** Start of Records for this task **
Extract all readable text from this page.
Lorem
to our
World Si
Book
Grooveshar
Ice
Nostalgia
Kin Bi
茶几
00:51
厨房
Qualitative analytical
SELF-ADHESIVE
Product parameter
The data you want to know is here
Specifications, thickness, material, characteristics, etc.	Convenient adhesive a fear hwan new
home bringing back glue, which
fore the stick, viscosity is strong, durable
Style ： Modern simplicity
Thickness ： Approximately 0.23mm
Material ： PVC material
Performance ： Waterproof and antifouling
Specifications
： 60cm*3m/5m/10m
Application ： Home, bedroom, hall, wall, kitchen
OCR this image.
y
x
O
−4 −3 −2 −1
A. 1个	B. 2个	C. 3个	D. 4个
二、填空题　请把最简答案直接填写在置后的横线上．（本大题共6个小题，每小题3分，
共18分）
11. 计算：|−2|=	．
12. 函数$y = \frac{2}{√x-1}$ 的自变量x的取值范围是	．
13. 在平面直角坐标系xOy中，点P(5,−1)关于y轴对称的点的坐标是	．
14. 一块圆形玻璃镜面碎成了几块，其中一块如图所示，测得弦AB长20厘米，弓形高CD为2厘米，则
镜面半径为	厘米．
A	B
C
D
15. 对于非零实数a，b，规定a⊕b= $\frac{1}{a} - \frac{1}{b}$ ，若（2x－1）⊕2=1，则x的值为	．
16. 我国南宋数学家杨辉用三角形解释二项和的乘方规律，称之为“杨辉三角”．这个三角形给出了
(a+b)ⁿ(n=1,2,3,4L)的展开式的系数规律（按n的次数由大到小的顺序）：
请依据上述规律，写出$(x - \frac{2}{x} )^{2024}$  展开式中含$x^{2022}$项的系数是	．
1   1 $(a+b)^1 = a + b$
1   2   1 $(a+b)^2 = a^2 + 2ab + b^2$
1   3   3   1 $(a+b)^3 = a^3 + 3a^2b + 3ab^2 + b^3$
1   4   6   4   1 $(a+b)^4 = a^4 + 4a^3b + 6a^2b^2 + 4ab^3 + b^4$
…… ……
** End of Records for this task **
◆ Given problem: Repeat the records above exactly, leaving none out.

◆ Full output:
Extract all readable text from this page.
Lorem
to our
World Si
Book
Grooveshar
Ice
Nostalgia
Kin Bi
茶几
00:51
厨房
Qualitative analytical
SELF-ADHESIVE
Product parameter
The data you want to know is here
Specifications, thickness, material, characteristics, etc.	Convenient adhesive a fear hwan new
home bringing back glue, which
fore the stick, viscosity is strong, durable
Style ： Modern simplicity
Thickness ： Approximately 0.23mm
Material ： PVC material
Performance ： Waterproof and antifouling
Specifications
： 60cm*3m/5m/10m
Application ： Home, bedroom, hall, wall, kitchen
OCR this image.
y
x
O
−4 −3 −2 −1
A. 1个	B. 2个	C. 3个	D. 4个
二、填空题　请把最简答案直接填写在置后的横线上．（本大题共6个小题，每小题3分，
共18分）
11. 计算：|−2|=	．
12. 函数$y = \frac{2}{√x-1}$ 的自变量x的取值范围是	．
13. 在平面直角坐标系xOy中，点P(5,−1)关于y轴对称的点的坐标是	．
14. 一块圆形玻璃镜面碎成了几块，其中一块如图所示，测得弦AB长20厘米，弓形高CD为2厘米，则
镜面半径为	厘米．
A	B
C
D
15. 对于非零实数a，b，规定a⊕b= $\frac{1}{a} - \frac{1}{b}$ ，若（2x－1）⊕2=1，则x的值为	．
16. 我国南宋数学家杨辉用三角形解释二项和的乘方规律，称之为“杨辉三角”．这个三角形给出了
(a+b)ⁿ(n=1,2,3,4L)的展开式的系数规律（按n的次数由大到小的顺序）：
请依据上述规律，写出$(x - \frac{2}{x} )^{2024}$  展开式中含$x^{2022}$项的系数是	．
1   1 $(a+b)^1 = a + b$
1   2   1 $(a+b)^2 = a^2 + 2ab + b^2$
1   3   3   1 $(a+b)^3 = a^3 + 3a^2b + 3ab^2 + b^3$
1   4   6   4   1 $(a+b)^4 = a^4 + 4a^3b + 6a^2b^2 + 4ab^3 + b^4$
…… ……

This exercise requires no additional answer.